* Exercise task *
Leave the pictures out and transcribe every record exactly.

* Task inputs *
______________________________
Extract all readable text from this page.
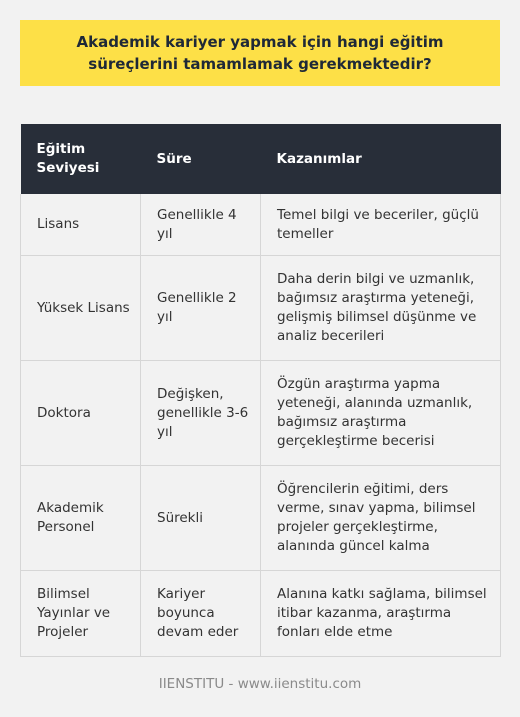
Akademik kariyer yapmak için hangi eğitim süreçlerini tamamlamak gerekmektedir?
Eğitim Seviyesi	Süre	Kazanımlar
Lisans	Genellikle 4 yıl	Temel bilgi ve beceriler, güçlü temeller
Yüksek Lisans	Genellikle 2 yıl	Daha derin bilgi ve uzmanlık, bağımsız araştırma yeteneği, gelişmiş bilimsel düşünme ve analiz becerileri
Doktora	Değişken, genellikle 3-6 yıl	Özgün araştırma yapma yeteneği, alanında uzmanlık, bağımsız araştırma gerçekleştirme becerisi
Akademik Personel	Sürekli	Öğrencilerin eğitimi, ders verme, sınav yapma, bilimsel projeler gerçekleştirme, alanında güncel kalma
Bilimsel Yayınlar ve Projeler	Kariyer boyunca devam eder	Alanına katkı sağlama, bilimsel itibar kazanma, araştırma fonları elde etme
IIENSTITU - www.iienstitu.com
______________________________
* Reply *
Extract all readable text from this page.
Akademik kariyer yapmak için hangi eğitim süreçlerini tamamlamak gerekmektedir?
Eğitim Seviyesi	Süre	Kazanımlar
Lisans	Genellikle 4 yıl	Temel bilgi ve beceriler, güçlü temeller
Yüksek Lisans	Genellikle 2 yıl	Daha derin bilgi ve uzmanlık, bağımsız araştırma yeteneği, gelişmiş bilimsel düşünme ve analiz becerileri
Doktora	Değişken, genellikle 3-6 yıl	Özgün araştırma yapma yeteneği, alanında uzmanlık, bağımsız araştırma gerçekleştirme becerisi
Akademik Personel	Sürekli	Öğrencilerin eğitimi, ders verme, sınav yapma, bilimsel projeler gerçekleştirme, alanında güncel kalma
Bilimsel Yayınlar ve Projeler	Kariyer boyunca devam eder	Alanına katkı sağlama, bilimsel itibar kazanma, araştırma fonları elde etme
IIENSTITU - www.iienstitu.com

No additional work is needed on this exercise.